Text segment:
####

UN warns US aid cuts threaten millions of Afghans with famine

Fresh US cuts to food assistance risk worsening already widespread hunger in Afghanistan, according to the World Food Programme. (AFP)
Short Url
Updated 12 April 2025
Follow

UN warns US aid cuts threaten millions of Afghans with famine

  • Fresh US cuts to food assistance risk worsening already widespread hunger in Afghanistan, according to the World Food Programme

KABUL: Fresh US cuts to food assistance risk worsening already widespread hunger in Afghanistan, according to the World Food Programme, which warned it can support just half the people in need — and only with half rations.
In an interview with AFP, WFP’s acting country director Mutinta Chimuka urged donors to step up to support Afghanistan, which faces the world’s second-largest humanitarian crisis.
A third of the population of around 45 million people needs food assistance, with 3.1 million people on the brink of famine, the UN says.
“With what resources we have now barely eight million people will get assistance across the year and that’s only if we get everything else that we are expecting from other donors,” Chimuka said.
The agency already has been “giving a half ration to stretch the resources that we have,” she added.
In the coming months, WFP usually would be assisting two million people “to prevent famine, so that’s already a huge number that we’re really worried about,” Chimuka said.
Already grappling with a 40 percent drop in funding for this year globally, and seeing a decline in funding for Afghanistan in recent years, WFP has had to split the standard ration — designed to meet the daily minimum recommended 2,100 kilocalories per person.
“It’s a basic package, but it’s really life-saving,” said Chimuka. “And we should, as a global community, be able to provide that.”
WFP, like other aid agencies, has been caught in the crosshairs of funding cuts by US President Donald Trump, who signed an executive order freezing all foreign aid for three months shortly after his inauguration in January.
Emergency food aid was meant to be exempt, but this week WFP said the United States had announced it was cutting emergency food aid for 14 countries, including Afghanistan, amounting to “a death sentence for millions of people” if implemented.
Washington quickly backtracked on the cuts for six countries, but Afghanistan — run by Taliban authorities who fought US-led troops for decades — was not one of them.
If additional funding doesn’t come through, “Then there’s the possibility that we may have to go to communities and tell them we’re not able to support them. And how do they survive?“
She highlighted the high levels of unemployment and poverty in the country, one of the world’s poorest where thousands of Afghans are currently being repatriated from Pakistan, many without most of their belongings or homes to go to.

The UN Assistance Mission in Afghanistan, UNAMA, this week urged international donors to keep supporting Afghanistan, saying 22.9 million needed assistance this year.
“If we want to help the Afghan people escape the vicious cycle of poverty and suffering, we must continue to have the means to address urgent needs while simultaneously laying the groundwork for long-term resilience and stability,” said Indrika Ratwatte, the UN’s resident and humanitarian coordinator in Afghanistan, in a statement.
The statement warned that lack of international aid in Afghanistan could lead to increased migration and strain on the broader region.
The call for funding comes as other countries including Germany and Britain have also made large cuts to overseas aid.
But the Trump administration cut has been the deepest. The United Sates was traditionally the world’s largest donor, with the biggest portion in Afghanistan — $280 million — going to WFP last fiscal year, according to US State Department figures.

####

Entries provided:
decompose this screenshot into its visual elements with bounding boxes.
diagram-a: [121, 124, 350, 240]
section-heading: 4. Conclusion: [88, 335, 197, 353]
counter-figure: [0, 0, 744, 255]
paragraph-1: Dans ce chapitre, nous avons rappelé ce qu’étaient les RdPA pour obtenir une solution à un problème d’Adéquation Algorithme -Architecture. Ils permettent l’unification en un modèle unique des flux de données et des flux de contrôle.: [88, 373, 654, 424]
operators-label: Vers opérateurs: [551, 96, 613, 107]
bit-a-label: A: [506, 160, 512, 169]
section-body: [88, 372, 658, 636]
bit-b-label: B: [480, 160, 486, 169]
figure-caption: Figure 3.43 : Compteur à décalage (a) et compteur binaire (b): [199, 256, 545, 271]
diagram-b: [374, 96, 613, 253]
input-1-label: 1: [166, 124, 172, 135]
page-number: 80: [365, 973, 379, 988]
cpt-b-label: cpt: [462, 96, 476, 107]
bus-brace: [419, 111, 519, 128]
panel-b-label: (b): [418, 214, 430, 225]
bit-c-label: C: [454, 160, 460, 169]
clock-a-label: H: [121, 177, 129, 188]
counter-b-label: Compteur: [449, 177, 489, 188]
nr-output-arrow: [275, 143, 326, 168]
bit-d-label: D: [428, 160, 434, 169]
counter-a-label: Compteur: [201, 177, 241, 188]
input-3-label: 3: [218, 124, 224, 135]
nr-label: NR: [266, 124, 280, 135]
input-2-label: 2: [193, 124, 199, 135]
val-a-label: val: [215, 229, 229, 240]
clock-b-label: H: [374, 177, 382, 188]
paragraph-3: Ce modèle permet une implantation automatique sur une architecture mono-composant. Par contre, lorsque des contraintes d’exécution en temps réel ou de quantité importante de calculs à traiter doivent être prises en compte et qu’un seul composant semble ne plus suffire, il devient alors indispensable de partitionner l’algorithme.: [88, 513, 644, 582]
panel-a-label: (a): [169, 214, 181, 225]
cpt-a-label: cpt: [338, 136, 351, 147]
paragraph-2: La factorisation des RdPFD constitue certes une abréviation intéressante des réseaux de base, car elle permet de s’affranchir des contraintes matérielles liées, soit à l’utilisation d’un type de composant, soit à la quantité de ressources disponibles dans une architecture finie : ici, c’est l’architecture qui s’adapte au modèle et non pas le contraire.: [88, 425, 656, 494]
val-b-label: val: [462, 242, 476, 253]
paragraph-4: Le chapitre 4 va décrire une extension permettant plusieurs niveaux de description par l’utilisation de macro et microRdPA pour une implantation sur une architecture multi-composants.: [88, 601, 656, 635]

####

Can you extract the passage of the article on US aid cuts in Afghanistan between "In an interview" and "the UN says.", inclusive? These rows were drawn from a different source than the article.

In an interview with AFP, WFP’s acting country director Mutinta Chimuka urged donors to step up to support Afghanistan, which faces the world’s second-largest humanitarian crisis.
A third of the population of around 45 million people needs food assistance, with 3.1 million people on the brink of famine, the UN says.